* **Given data**:
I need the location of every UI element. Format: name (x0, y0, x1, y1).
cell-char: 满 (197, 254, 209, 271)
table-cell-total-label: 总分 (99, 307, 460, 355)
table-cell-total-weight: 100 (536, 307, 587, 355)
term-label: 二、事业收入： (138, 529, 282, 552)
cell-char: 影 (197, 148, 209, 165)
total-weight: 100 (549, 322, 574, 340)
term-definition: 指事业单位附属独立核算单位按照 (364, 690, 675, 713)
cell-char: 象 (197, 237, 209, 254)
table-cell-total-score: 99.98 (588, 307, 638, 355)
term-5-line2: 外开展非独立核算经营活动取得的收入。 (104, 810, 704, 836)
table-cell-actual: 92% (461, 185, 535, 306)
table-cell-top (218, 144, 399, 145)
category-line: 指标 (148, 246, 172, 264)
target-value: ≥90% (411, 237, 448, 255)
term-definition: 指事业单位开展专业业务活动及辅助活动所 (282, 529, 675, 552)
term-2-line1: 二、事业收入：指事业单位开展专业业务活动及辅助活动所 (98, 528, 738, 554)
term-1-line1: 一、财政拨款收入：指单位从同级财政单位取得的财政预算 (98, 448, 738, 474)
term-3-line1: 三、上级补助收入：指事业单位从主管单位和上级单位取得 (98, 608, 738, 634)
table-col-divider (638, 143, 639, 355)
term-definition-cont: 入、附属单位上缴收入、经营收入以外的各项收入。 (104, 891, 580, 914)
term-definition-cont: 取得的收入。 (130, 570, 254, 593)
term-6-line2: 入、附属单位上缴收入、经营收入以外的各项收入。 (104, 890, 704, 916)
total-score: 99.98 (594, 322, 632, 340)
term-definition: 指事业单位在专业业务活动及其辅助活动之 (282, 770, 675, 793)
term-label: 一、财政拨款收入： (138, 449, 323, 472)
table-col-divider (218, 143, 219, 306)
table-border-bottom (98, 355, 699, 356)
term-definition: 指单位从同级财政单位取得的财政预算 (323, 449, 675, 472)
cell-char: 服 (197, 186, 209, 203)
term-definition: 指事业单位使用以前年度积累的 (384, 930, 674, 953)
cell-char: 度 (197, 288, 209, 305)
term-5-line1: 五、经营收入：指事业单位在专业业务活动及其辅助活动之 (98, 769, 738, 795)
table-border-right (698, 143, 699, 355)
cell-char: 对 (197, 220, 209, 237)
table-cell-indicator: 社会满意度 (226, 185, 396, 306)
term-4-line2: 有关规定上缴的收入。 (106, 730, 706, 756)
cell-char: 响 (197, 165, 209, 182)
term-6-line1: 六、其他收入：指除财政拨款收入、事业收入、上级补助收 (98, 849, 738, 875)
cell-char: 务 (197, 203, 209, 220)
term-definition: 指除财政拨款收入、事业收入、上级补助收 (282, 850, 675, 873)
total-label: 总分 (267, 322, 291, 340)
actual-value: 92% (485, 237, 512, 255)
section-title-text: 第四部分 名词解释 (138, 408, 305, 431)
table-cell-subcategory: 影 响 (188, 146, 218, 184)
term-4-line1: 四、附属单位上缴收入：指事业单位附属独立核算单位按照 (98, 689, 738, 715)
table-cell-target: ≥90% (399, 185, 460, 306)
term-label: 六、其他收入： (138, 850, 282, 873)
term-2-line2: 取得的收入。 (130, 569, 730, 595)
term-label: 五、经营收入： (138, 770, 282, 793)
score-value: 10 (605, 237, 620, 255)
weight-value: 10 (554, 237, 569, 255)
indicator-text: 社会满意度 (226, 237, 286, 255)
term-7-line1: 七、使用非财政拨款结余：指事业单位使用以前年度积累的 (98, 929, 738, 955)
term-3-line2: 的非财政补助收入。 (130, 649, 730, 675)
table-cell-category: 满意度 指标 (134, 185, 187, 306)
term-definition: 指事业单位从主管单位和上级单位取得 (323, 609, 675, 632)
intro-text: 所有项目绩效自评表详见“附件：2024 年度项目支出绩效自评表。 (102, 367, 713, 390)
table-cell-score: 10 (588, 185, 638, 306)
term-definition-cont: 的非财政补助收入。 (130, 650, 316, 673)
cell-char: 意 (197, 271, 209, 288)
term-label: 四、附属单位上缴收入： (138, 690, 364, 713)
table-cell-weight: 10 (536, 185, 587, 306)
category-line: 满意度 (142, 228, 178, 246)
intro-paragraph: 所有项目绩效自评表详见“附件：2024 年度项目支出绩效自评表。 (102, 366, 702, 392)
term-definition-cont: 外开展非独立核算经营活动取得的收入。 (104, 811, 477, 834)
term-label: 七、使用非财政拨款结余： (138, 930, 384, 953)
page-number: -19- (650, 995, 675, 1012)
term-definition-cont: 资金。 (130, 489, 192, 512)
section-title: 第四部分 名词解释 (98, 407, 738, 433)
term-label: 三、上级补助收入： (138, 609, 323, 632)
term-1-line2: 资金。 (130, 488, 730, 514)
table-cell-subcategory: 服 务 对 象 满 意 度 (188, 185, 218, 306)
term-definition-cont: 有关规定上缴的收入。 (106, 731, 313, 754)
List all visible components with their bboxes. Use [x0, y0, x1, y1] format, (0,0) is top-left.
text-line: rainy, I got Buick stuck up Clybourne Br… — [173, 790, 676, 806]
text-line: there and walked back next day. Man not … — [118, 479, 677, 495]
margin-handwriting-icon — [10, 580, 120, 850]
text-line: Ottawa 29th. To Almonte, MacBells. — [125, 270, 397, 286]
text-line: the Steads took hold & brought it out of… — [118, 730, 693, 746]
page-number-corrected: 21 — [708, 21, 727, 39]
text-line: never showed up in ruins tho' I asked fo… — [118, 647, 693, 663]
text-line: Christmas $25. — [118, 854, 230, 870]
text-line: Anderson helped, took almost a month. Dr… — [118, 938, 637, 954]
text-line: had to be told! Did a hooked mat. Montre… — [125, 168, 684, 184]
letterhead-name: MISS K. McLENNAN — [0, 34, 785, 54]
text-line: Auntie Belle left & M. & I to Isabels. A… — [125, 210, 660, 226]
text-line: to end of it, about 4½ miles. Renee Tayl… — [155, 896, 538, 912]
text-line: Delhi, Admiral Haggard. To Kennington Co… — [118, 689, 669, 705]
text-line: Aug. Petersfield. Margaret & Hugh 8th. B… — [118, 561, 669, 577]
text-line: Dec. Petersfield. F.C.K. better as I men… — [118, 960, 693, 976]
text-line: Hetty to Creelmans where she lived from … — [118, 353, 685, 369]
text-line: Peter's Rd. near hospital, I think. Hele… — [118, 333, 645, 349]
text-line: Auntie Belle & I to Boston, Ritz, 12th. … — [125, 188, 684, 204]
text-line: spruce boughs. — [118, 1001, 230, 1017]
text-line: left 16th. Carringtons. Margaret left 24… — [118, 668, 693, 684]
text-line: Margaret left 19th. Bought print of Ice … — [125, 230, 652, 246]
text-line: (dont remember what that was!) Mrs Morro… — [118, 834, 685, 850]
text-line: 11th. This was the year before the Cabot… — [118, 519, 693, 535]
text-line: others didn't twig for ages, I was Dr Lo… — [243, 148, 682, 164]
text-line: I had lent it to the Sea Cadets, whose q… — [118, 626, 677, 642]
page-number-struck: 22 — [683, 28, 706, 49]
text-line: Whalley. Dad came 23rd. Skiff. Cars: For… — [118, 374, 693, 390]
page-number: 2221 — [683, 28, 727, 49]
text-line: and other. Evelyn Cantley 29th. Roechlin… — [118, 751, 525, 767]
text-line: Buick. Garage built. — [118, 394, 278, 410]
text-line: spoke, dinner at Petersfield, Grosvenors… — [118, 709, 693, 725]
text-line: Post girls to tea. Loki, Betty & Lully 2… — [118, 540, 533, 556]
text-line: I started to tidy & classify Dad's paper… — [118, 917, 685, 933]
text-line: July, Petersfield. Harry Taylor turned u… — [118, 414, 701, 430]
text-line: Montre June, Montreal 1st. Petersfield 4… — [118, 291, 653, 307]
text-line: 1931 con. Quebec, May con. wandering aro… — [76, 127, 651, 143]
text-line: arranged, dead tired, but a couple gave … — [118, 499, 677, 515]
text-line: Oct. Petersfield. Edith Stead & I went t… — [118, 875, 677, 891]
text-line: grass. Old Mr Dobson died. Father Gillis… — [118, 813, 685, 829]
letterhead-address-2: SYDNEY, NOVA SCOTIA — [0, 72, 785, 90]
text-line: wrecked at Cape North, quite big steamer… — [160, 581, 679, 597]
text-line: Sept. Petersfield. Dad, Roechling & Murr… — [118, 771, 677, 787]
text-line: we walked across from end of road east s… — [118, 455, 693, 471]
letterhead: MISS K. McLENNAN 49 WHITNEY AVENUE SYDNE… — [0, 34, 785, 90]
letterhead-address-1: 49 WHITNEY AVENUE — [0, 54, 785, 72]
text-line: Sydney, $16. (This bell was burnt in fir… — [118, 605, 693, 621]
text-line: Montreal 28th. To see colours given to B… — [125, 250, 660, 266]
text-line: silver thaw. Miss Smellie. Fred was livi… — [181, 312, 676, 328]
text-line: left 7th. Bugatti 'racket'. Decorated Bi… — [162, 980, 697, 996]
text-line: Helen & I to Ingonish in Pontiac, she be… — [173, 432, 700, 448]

* **Task prompt**:
Rewrite the lines starting at the first line and ending at the line that contains "table-col-divider (638, 143, 639, 355)", replacing "cell-char" with "table-char" and leaving everything else unchanged.

* **Solution to the problem**:
I need the location of every UI element. Format: name (x0, y0, x1, y1).
table-char: 满 (197, 254, 209, 271)
table-cell-total-label: 总分 (99, 307, 460, 355)
table-cell-total-weight: 100 (536, 307, 587, 355)
term-label: 二、事业收入： (138, 529, 282, 552)
table-char: 影 (197, 148, 209, 165)
total-weight: 100 (549, 322, 574, 340)
term-definition: 指事业单位附属独立核算单位按照 (364, 690, 675, 713)
table-char: 象 (197, 237, 209, 254)
table-cell-total-score: 99.98 (588, 307, 638, 355)
term-5-line2: 外开展非独立核算经营活动取得的收入。 (104, 810, 704, 836)
table-cell-actual: 92% (461, 185, 535, 306)
table-cell-top (218, 144, 399, 145)
category-line: 指标 (148, 246, 172, 264)
target-value: ≥90% (411, 237, 448, 255)
term-definition: 指事业单位开展专业业务活动及辅助活动所 (282, 529, 675, 552)
term-2-line1: 二、事业收入：指事业单位开展专业业务活动及辅助活动所 (98, 528, 738, 554)
term-1-line1: 一、财政拨款收入：指单位从同级财政单位取得的财政预算 (98, 448, 738, 474)
term-3-line1: 三、上级补助收入：指事业单位从主管单位和上级单位取得 (98, 608, 738, 634)
table-col-divider (638, 143, 639, 355)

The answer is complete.